- Provided records -
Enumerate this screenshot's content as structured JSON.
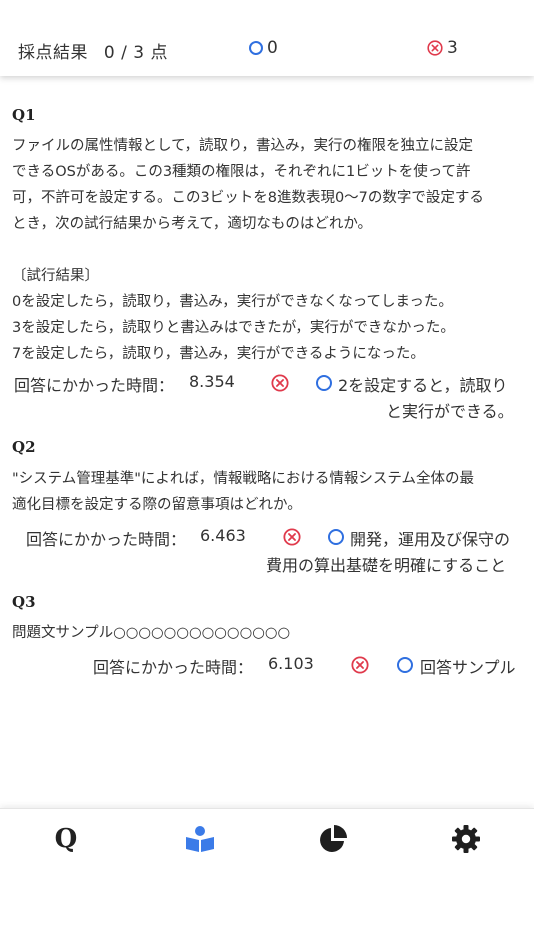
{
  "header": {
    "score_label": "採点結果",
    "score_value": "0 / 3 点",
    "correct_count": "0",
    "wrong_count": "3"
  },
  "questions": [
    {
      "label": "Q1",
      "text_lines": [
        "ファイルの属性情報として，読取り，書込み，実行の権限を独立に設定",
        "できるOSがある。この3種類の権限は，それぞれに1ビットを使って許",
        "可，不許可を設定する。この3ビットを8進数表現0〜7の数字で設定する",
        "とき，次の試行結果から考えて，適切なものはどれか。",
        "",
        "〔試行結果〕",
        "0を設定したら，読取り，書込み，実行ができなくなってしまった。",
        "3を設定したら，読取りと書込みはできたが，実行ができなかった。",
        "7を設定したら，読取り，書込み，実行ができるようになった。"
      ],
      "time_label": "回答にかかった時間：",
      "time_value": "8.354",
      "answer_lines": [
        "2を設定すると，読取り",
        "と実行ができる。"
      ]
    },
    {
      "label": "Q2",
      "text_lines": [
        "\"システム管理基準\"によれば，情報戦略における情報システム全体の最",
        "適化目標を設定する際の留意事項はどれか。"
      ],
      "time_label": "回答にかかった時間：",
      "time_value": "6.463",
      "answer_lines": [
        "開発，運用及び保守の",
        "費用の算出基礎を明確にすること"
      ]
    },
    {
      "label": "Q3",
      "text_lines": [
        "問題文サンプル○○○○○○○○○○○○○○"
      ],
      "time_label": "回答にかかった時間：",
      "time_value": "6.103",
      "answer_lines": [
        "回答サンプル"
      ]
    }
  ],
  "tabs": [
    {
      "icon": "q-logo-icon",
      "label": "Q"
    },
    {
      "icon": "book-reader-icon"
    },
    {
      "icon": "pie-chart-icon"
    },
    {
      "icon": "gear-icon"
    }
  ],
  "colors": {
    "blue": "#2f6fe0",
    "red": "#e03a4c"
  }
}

--

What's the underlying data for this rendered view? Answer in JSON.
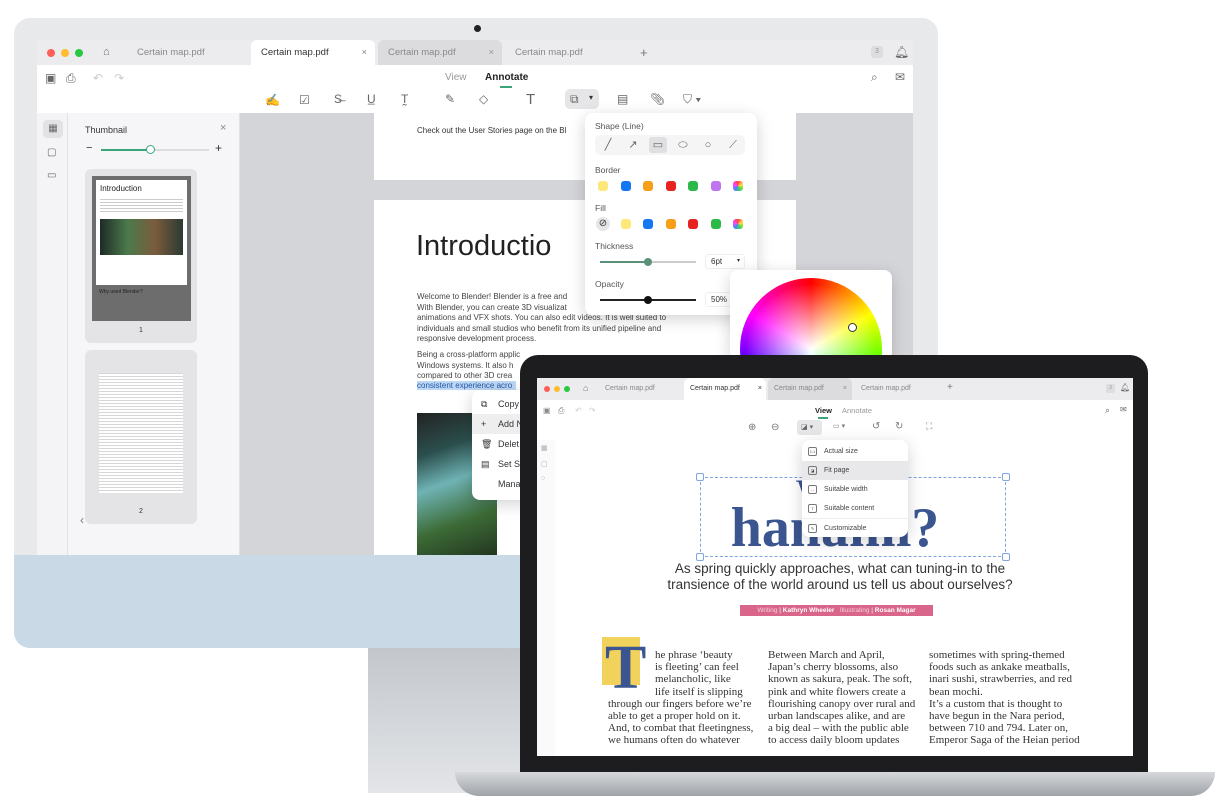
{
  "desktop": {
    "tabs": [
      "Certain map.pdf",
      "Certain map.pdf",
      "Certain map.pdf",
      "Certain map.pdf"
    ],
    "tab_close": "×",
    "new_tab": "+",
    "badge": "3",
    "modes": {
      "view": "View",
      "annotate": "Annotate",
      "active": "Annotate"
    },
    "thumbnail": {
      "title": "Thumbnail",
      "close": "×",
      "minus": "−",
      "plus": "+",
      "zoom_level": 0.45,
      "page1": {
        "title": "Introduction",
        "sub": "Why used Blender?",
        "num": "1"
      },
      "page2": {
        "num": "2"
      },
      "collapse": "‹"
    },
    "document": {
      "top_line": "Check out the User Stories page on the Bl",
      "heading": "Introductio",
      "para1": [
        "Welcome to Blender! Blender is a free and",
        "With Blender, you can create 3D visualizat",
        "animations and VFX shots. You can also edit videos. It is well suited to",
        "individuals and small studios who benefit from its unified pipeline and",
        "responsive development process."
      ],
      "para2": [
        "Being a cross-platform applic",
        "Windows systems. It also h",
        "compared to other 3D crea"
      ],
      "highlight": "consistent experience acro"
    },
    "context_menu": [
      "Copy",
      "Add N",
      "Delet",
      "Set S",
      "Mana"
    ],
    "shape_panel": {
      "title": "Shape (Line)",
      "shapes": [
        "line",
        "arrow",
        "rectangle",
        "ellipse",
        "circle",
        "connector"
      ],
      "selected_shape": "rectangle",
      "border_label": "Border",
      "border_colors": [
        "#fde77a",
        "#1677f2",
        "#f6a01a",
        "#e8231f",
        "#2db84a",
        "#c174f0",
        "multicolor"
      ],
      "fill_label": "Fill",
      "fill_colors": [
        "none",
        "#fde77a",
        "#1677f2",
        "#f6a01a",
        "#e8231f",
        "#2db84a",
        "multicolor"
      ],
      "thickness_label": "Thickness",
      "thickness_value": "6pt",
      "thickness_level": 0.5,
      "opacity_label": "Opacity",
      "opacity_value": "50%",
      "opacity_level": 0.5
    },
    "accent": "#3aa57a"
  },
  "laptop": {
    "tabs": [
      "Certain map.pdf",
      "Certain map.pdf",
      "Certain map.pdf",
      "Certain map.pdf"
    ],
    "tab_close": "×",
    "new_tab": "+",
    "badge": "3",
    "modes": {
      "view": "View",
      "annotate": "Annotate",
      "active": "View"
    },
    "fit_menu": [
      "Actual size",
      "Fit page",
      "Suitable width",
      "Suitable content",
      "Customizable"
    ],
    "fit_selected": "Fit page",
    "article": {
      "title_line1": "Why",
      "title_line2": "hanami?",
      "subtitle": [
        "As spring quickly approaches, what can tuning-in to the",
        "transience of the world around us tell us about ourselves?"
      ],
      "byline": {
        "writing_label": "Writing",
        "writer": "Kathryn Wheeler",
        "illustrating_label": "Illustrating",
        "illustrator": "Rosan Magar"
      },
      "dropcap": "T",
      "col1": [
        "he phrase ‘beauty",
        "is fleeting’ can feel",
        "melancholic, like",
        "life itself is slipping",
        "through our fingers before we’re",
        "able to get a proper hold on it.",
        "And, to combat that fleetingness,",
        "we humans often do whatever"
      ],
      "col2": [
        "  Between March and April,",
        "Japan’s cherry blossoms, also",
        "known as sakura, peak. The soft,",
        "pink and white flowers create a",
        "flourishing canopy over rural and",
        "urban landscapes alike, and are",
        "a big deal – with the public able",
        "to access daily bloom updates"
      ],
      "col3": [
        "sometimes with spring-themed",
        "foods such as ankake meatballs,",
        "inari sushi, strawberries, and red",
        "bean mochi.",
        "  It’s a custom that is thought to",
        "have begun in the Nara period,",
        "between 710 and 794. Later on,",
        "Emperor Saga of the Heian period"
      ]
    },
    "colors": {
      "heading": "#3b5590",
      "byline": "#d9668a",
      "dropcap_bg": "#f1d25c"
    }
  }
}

- What you have to do -
Pick out every line above that holds the word "Blender" and copy it.

- Answer to the problem -
        "sub": "Why used Blender?",
        "Welcome to Blender! Blender is a free and",
        "With Blender, you can create 3D visualizat",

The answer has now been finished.